Read the data and repeat all of it exactly.
----- Task material -----
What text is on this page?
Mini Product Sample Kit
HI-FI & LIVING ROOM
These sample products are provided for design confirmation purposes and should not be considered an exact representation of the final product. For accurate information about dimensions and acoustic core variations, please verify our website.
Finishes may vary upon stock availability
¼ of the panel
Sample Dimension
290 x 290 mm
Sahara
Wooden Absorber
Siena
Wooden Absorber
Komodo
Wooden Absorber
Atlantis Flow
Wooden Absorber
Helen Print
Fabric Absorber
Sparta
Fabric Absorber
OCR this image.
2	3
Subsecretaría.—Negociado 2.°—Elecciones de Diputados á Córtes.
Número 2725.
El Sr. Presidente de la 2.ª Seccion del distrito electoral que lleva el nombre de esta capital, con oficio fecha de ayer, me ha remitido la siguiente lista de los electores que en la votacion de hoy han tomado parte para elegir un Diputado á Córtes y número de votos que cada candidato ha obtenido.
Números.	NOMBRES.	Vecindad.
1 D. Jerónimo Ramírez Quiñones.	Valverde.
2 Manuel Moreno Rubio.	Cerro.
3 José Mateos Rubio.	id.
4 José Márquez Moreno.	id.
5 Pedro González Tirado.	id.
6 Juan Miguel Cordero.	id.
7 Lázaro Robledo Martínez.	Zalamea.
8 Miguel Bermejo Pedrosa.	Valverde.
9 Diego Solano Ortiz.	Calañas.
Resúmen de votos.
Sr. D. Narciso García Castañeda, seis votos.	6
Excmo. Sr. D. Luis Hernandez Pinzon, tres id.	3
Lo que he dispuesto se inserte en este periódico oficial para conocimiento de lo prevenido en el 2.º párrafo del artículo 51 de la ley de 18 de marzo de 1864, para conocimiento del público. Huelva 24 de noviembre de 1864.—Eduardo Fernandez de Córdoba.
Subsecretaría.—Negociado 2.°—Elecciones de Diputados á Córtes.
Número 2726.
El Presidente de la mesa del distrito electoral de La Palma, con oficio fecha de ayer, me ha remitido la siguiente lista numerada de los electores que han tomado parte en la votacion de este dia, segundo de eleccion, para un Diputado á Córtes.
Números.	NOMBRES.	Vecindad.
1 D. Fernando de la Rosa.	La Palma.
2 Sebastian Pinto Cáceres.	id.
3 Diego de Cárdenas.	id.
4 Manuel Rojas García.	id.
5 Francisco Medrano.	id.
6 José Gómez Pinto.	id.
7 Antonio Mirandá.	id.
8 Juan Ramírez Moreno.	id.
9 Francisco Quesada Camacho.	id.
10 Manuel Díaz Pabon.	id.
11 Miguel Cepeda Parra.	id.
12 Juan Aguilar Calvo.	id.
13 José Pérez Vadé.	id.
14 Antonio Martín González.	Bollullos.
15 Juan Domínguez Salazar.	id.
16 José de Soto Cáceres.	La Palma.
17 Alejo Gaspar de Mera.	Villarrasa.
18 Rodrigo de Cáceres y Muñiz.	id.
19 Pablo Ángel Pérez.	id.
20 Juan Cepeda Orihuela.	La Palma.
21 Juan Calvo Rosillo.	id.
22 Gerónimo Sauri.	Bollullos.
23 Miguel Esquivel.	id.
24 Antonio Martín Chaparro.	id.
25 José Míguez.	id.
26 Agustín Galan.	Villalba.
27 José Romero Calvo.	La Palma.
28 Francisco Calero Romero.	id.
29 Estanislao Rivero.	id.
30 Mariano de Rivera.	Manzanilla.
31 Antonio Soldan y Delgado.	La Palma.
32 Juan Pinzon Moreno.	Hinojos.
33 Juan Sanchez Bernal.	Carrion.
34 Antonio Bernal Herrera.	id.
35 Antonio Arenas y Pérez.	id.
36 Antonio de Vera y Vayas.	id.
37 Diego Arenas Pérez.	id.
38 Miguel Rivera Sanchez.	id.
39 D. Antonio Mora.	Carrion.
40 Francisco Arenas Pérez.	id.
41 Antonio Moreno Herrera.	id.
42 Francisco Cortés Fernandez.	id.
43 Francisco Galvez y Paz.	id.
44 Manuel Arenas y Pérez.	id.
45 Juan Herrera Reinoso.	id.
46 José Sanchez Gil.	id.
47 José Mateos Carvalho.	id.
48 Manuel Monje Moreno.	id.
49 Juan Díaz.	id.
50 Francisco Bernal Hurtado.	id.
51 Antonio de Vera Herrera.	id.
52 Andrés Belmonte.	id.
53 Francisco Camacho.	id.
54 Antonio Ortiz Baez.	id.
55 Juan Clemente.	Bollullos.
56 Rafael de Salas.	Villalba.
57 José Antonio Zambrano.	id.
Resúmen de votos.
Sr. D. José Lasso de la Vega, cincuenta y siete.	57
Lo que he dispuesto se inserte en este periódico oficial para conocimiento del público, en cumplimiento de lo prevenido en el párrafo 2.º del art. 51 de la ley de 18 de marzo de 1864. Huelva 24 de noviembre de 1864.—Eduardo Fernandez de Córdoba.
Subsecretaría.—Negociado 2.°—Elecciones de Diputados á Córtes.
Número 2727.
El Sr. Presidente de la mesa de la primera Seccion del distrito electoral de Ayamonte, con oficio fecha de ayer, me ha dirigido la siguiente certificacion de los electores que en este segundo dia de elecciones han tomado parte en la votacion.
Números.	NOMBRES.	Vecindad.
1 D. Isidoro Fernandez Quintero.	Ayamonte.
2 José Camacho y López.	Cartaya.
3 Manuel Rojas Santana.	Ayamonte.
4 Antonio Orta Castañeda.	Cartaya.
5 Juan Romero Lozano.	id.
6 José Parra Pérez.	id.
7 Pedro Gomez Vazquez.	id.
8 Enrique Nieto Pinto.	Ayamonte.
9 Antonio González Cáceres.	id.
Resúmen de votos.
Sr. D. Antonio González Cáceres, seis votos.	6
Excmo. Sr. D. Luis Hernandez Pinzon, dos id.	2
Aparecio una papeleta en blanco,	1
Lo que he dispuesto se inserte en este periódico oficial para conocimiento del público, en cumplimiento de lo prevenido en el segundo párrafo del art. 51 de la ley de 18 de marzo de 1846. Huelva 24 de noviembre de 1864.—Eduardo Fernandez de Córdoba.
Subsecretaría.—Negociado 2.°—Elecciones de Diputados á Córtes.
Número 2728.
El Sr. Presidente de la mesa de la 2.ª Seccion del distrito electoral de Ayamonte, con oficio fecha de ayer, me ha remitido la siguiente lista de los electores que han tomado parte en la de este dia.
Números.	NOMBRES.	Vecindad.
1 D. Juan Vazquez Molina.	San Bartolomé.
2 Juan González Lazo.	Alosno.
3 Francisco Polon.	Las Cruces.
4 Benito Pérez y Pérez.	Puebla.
-----
# Answer for this exercise
What text is on this page?
Mini Product Sample Kit
HI-FI & LIVING ROOM
These sample products are provided for design confirmation purposes and should not be considered an exact representation of the final product. For accurate information about dimensions and acoustic core variations, please verify our website.
Finishes may vary upon stock availability
¼ of the panel
Sample Dimension
290 x 290 mm
Sahara
Wooden Absorber
Siena
Wooden Absorber
Komodo
Wooden Absorber
Atlantis Flow
Wooden Absorber
Helen Print
Fabric Absorber
Sparta
Fabric Absorber
OCR this image.
2	3
Subsecretaría.—Negociado 2.°—Elecciones de Diputados á Córtes.
Número 2725.
El Sr. Presidente de la 2.ª Seccion del distrito electoral que lleva el nombre de esta capital, con oficio fecha de ayer, me ha remitido la siguiente lista de los electores que en la votacion de hoy han tomado parte para elegir un Diputado á Córtes y número de votos que cada candidato ha obtenido.
Números.	NOMBRES.	Vecindad.
1 D. Jerónimo Ramírez Quiñones.	Valverde.
2 Manuel Moreno Rubio.	Cerro.
3 José Mateos Rubio.	id.
4 José Márquez Moreno.	id.
5 Pedro González Tirado.	id.
6 Juan Miguel Cordero.	id.
7 Lázaro Robledo Martínez.	Zalamea.
8 Miguel Bermejo Pedrosa.	Valverde.
9 Diego Solano Ortiz.	Calañas.
Resúmen de votos.
Sr. D. Narciso García Castañeda, seis votos.	6
Excmo. Sr. D. Luis Hernandez Pinzon, tres id.	3
Lo que he dispuesto se inserte en este periódico oficial para conocimiento de lo prevenido en el 2.º párrafo del artículo 51 de la ley de 18 de marzo de 1864, para conocimiento del público. Huelva 24 de noviembre de 1864.—Eduardo Fernandez de Córdoba.
Subsecretaría.—Negociado 2.°—Elecciones de Diputados á Córtes.
Número 2726.
El Presidente de la mesa del distrito electoral de La Palma, con oficio fecha de ayer, me ha remitido la siguiente lista numerada de los electores que han tomado parte en la votacion de este dia, segundo de eleccion, para un Diputado á Córtes.
Números.	NOMBRES.	Vecindad.
1 D. Fernando de la Rosa.	La Palma.
2 Sebastian Pinto Cáceres.	id.
3 Diego de Cárdenas.	id.
4 Manuel Rojas García.	id.
5 Francisco Medrano.	id.
6 José Gómez Pinto.	id.
7 Antonio Mirandá.	id.
8 Juan Ramírez Moreno.	id.
9 Francisco Quesada Camacho.	id.
10 Manuel Díaz Pabon.	id.
11 Miguel Cepeda Parra.	id.
12 Juan Aguilar Calvo.	id.
13 José Pérez Vadé.	id.
14 Antonio Martín González.	Bollullos.
15 Juan Domínguez Salazar.	id.
16 José de Soto Cáceres.	La Palma.
17 Alejo Gaspar de Mera.	Villarrasa.
18 Rodrigo de Cáceres y Muñiz.	id.
19 Pablo Ángel Pérez.	id.
20 Juan Cepeda Orihuela.	La Palma.
21 Juan Calvo Rosillo.	id.
22 Gerónimo Sauri.	Bollullos.
23 Miguel Esquivel.	id.
24 Antonio Martín Chaparro.	id.
25 José Míguez.	id.
26 Agustín Galan.	Villalba.
27 José Romero Calvo.	La Palma.
28 Francisco Calero Romero.	id.
29 Estanislao Rivero.	id.
30 Mariano de Rivera.	Manzanilla.
31 Antonio Soldan y Delgado.	La Palma.
32 Juan Pinzon Moreno.	Hinojos.
33 Juan Sanchez Bernal.	Carrion.
34 Antonio Bernal Herrera.	id.
35 Antonio Arenas y Pérez.	id.
36 Antonio de Vera y Vayas.	id.
37 Diego Arenas Pérez.	id.
38 Miguel Rivera Sanchez.	id.
39 D. Antonio Mora.	Carrion.
40 Francisco Arenas Pérez.	id.
41 Antonio Moreno Herrera.	id.
42 Francisco Cortés Fernandez.	id.
43 Francisco Galvez y Paz.	id.
44 Manuel Arenas y Pérez.	id.
45 Juan Herrera Reinoso.	id.
46 José Sanchez Gil.	id.
47 José Mateos Carvalho.	id.
48 Manuel Monje Moreno.	id.
49 Juan Díaz.	id.
50 Francisco Bernal Hurtado.	id.
51 Antonio de Vera Herrera.	id.
52 Andrés Belmonte.	id.
53 Francisco Camacho.	id.
54 Antonio Ortiz Baez.	id.
55 Juan Clemente.	Bollullos.
56 Rafael de Salas.	Villalba.
57 José Antonio Zambrano.	id.
Resúmen de votos.
Sr. D. José Lasso de la Vega, cincuenta y siete.	57
Lo que he dispuesto se inserte en este periódico oficial para conocimiento del público, en cumplimiento de lo prevenido en el párrafo 2.º del art. 51 de la ley de 18 de marzo de 1864. Huelva 24 de noviembre de 1864.—Eduardo Fernandez de Córdoba.
Subsecretaría.—Negociado 2.°—Elecciones de Diputados á Córtes.
Número 2727.
El Sr. Presidente de la mesa de la primera Seccion del distrito electoral de Ayamonte, con oficio fecha de ayer, me ha dirigido la siguiente certificacion de los electores que en este segundo dia de elecciones han tomado parte en la votacion.
Números.	NOMBRES.	Vecindad.
1 D. Isidoro Fernandez Quintero.	Ayamonte.
2 José Camacho y López.	Cartaya.
3 Manuel Rojas Santana.	Ayamonte.
4 Antonio Orta Castañeda.	Cartaya.
5 Juan Romero Lozano.	id.
6 José Parra Pérez.	id.
7 Pedro Gomez Vazquez.	id.
8 Enrique Nieto Pinto.	Ayamonte.
9 Antonio González Cáceres.	id.
Resúmen de votos.
Sr. D. Antonio González Cáceres, seis votos.	6
Excmo. Sr. D. Luis Hernandez Pinzon, dos id.	2
Aparecio una papeleta en blanco,	1
Lo que he dispuesto se inserte en este periódico oficial para conocimiento del público, en cumplimiento de lo prevenido en el segundo párrafo del art. 51 de la ley de 18 de marzo de 1846. Huelva 24 de noviembre de 1864.—Eduardo Fernandez de Córdoba.
Subsecretaría.—Negociado 2.°—Elecciones de Diputados á Córtes.
Número 2728.
El Sr. Presidente de la mesa de la 2.ª Seccion del distrito electoral de Ayamonte, con oficio fecha de ayer, me ha remitido la siguiente lista de los electores que han tomado parte en la de este dia.
Números.	NOMBRES.	Vecindad.
1 D. Juan Vazquez Molina.	San Bartolomé.
2 Juan González Lazo.	Alosno.
3 Francisco Polon.	Las Cruces.
4 Benito Pérez y Pérez.	Puebla.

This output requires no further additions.